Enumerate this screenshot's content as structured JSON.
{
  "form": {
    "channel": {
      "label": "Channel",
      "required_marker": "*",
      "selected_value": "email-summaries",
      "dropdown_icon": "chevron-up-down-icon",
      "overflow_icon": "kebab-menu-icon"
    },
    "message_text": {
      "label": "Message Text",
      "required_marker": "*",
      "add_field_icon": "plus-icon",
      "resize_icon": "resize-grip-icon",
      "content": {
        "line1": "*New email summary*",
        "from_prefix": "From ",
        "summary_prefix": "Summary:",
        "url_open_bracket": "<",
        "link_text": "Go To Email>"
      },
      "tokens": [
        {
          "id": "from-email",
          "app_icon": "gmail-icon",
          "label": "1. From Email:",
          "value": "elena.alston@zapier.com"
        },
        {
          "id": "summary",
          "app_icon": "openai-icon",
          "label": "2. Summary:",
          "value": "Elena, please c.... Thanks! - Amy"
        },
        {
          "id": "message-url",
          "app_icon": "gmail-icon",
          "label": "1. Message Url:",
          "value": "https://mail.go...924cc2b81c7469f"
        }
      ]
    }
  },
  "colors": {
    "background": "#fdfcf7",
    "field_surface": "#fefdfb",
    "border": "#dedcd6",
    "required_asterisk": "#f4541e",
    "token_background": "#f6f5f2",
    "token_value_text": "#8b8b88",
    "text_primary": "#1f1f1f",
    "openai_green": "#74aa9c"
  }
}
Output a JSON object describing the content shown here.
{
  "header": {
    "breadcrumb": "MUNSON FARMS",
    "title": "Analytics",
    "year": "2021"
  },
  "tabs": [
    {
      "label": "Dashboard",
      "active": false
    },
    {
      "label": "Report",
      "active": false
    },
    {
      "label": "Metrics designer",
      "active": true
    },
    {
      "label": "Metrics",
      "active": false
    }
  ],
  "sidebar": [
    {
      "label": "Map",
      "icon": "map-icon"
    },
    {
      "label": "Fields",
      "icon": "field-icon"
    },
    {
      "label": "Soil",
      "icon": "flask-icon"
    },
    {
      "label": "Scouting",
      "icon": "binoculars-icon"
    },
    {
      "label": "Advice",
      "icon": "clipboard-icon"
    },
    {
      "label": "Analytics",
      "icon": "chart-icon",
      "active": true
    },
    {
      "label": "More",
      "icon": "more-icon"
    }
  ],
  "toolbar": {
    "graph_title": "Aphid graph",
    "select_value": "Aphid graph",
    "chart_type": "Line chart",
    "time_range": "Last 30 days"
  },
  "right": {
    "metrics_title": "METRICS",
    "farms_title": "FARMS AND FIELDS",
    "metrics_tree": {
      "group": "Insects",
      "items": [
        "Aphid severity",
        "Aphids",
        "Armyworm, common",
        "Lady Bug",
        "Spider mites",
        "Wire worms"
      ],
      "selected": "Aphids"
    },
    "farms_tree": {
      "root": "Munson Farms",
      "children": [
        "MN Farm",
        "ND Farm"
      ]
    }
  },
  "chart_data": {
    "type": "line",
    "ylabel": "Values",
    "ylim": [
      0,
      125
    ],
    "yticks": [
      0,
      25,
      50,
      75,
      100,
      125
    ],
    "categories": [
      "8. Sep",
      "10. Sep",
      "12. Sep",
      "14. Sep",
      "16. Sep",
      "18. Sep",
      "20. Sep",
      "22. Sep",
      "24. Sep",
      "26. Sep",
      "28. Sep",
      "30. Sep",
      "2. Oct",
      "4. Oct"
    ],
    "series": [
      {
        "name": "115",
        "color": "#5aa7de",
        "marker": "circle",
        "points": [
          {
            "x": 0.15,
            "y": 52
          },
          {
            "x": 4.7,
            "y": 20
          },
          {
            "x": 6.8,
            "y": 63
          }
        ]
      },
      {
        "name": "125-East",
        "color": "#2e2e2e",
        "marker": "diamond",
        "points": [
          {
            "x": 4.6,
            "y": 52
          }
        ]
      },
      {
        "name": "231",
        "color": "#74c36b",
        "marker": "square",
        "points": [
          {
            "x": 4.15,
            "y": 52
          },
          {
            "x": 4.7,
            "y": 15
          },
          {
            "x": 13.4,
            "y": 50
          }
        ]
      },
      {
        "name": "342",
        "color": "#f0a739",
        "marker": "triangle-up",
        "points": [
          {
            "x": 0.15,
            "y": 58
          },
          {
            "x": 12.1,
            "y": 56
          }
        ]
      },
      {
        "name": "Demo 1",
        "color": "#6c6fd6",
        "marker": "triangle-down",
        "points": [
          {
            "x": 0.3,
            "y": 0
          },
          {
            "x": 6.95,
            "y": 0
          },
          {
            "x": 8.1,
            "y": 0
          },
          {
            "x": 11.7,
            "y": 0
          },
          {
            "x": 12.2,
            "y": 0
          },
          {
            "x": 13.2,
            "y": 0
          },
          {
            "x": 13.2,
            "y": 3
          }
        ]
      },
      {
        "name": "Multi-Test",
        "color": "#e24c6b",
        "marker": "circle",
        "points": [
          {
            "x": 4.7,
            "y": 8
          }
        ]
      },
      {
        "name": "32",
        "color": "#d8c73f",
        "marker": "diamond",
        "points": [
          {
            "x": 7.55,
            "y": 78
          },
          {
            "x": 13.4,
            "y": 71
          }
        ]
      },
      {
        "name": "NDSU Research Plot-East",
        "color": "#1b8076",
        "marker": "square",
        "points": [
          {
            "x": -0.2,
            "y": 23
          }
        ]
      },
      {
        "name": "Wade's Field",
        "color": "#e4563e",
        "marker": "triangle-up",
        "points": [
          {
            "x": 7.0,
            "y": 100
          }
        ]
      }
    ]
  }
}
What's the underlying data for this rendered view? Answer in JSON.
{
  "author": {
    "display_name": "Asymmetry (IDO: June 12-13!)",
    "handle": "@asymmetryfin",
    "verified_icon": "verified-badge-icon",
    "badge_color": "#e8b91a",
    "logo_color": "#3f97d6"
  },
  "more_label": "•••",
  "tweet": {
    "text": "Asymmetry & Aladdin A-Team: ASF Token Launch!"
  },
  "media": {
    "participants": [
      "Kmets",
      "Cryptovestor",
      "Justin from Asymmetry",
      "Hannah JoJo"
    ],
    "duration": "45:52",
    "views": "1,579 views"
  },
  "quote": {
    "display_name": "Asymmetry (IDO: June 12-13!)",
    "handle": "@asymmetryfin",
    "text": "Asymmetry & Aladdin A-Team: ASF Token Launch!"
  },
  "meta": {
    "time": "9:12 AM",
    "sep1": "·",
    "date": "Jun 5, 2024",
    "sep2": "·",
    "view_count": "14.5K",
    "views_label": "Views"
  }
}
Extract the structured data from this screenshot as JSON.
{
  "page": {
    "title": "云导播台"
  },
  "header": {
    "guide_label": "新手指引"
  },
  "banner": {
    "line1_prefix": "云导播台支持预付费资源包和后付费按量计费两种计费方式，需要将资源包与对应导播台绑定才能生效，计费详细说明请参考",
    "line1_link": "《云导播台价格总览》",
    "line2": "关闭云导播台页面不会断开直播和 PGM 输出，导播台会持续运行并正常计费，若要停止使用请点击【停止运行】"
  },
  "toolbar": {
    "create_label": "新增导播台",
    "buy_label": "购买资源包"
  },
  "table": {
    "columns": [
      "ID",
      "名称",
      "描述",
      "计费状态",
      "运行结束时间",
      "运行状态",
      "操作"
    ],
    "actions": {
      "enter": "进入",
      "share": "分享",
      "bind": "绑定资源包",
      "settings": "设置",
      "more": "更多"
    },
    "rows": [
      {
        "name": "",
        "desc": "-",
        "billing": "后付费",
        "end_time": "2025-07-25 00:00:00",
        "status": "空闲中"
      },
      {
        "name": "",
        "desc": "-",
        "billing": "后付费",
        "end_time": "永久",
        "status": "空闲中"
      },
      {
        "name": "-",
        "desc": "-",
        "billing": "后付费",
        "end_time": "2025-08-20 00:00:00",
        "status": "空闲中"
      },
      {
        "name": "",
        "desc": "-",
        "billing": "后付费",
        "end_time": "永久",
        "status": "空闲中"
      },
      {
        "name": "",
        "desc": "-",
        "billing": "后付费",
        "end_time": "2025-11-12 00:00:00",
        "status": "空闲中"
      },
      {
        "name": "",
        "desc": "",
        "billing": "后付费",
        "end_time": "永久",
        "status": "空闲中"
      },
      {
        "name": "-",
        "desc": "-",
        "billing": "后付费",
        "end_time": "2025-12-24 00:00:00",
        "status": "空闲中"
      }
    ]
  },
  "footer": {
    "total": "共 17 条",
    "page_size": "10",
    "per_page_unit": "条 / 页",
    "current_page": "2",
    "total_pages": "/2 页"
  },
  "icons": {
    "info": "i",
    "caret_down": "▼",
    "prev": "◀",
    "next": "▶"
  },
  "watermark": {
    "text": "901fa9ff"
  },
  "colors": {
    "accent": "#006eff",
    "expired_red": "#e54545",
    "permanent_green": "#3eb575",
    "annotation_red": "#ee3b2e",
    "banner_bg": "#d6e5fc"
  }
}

######

REQUEST: Find each line holding the word "content" and copy it.

SOLUTION FOR THIS EXERCISE:
Enumerate this screenshot's content as structured JSON.
      "content": {
Output a JSON object describing the content shown here.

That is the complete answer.